- [What is required] Please condense the paragraph in the dress-code article that begins "Effective this week, Target Corp." into a short bulleted list that keeps its main facts.

- [Page]
==============================
It's the latest trend in fall fashion: Workers and students who dress down or show too much skin are being told to button up.

Senior M.J. Dean's T-shirt and cargo pants are no longer legal under Cape Cod Academy's dress code.
Tired of staff members who they see as pushing the limits of professionalism and good taste, a growing number of employers are issuing lengthy dress codes, some with photos to illustrate the do's and don'ts. More schools also are getting stricter about student attire.

M.J. Dean, who's starting his senior year Thursday at the private Cape Cod Academy in Osterville, Massachusetts, discovered new rules at his school when he received the updated student handbook this summer.

Among the new guidelines: no pants with side pockets, including popular cargo pants, or T-shirts with writing on them -- and "no tight or excessively loose clothing."

"This very strict new dress code is, quite honestly, ridiculous," says the 17-year-old student body vice president. "You can't really represent yourself the way you'd like."

Likewise, some employees think they should be trusted to use good judgment about their clothes. Joe D'Adamo, associate creative director at Chicago ad agency LKH&S, usually wears jeans, a T-shirt and sneakers to work, and dresses up when he sees clients.

He says a specific dress code would be "irritating" -- but that hasn't stopped bosses at some companies.

Effective this week, Target Corp. has a new, 20-page dress code for employees at its Minneapolis headquarters. Men must now wear a sport coat or tie if they leave their usual work area. Women are required to wear a jacket over any sleeveless blouse; sweater sets are among the other options.

The staff at G.S. Schwartz & Co., a New York investor and public relations firm, also received a recent e-mail memo asking them to bump up their apparel choices "at least one more notch."

"For example," the memo read, "we would prefer that properly fitting sweaters be worn with a collared shirt underneath. Certainly, khakis should be neat and clean ...

"Shaving regularly also is a good idea," the memo suggested, "for either sex."
==============================
- [Rows]
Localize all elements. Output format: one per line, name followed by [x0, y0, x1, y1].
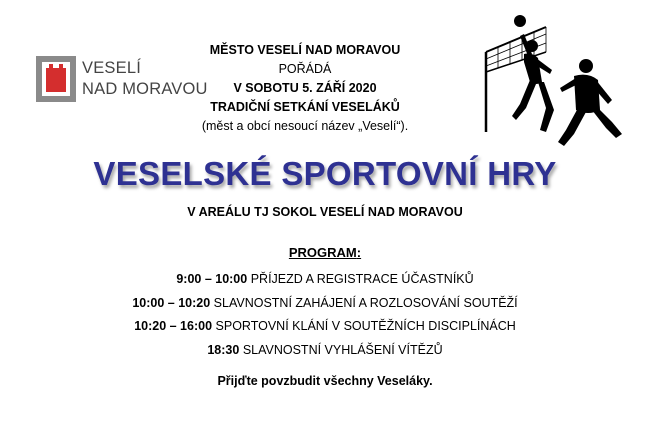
program-heading: [0, 245, 650, 260]
organizer: MĚSTO VESELÍ NAD MORAVOU: [209, 43, 401, 57]
event-name: TRADIČNÍ SETKÁNÍ VESELÁKŮ: [210, 100, 400, 114]
event-title: VESELSKÉ SPORTOVNÍ HRY: [93, 155, 557, 192]
program-item: [0, 315, 650, 339]
program-item-text: SPORTOVNÍ KLÁNÍ V SOUTĚŽNÍCH DISCIPLÍNÁCH: [215, 319, 516, 333]
program-item: [0, 268, 650, 292]
organizes-label: POŘÁDÁ: [278, 62, 332, 76]
event-header: [160, 41, 450, 136]
program-heading-label: PROGRAM: [288, 245, 357, 260]
event-venue: V AREÁLU TJ SOKOL VESELÍ NAD MORAVOU: [187, 205, 463, 219]
program-item-text: SLAVNOSTNÍ ZAHÁJENÍ A ROZLOSOVÁNÍ SOUTĚŽÍ: [213, 295, 518, 310]
program-item-text: SLAVNOSTNÍ VYHLÁŠENÍ VÍTĚZŮ: [242, 342, 443, 357]
program-list: [0, 268, 650, 362]
program-heading-suffix: :: [356, 245, 362, 260]
program-item-text: PŘÍJEZD A REGISTRACE ÚČASTNÍKŮ: [250, 272, 474, 286]
event-note: (měst a obcí nesoucí název „Veselí“).: [201, 119, 409, 133]
program-item: [0, 339, 650, 363]
logo-line-2: NAD MORAVOU: [82, 80, 208, 98]
program-item-time: 18:30: [207, 342, 240, 357]
program-item-time: 10:20 – 16:00: [134, 319, 213, 333]
program-item-time: 9:00 – 10:00: [176, 272, 248, 286]
event-date: V SOBOTU 5. ZÁŘÍ 2020: [233, 81, 377, 95]
veseli-logo-icon: [36, 56, 76, 102]
closing-invitation: Přijďte povzbudit všechny Veseláky.: [217, 374, 433, 388]
program-item: [0, 292, 650, 316]
program-item-time: 10:00 – 10:20: [132, 295, 211, 310]
volleyball-players-icon: [466, 12, 634, 150]
logo-line-1: VESELÍ: [82, 59, 141, 77]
==============================
- [Response]
- Target Corp.'s new 20-page dress code for employees at its Minneapolis headquarters takes effect this week.
- Men must wear a sport coat or tie when they leave their usual work area.
- Women must wear a jacket over any sleeveless blouse; sweater sets are among the other options.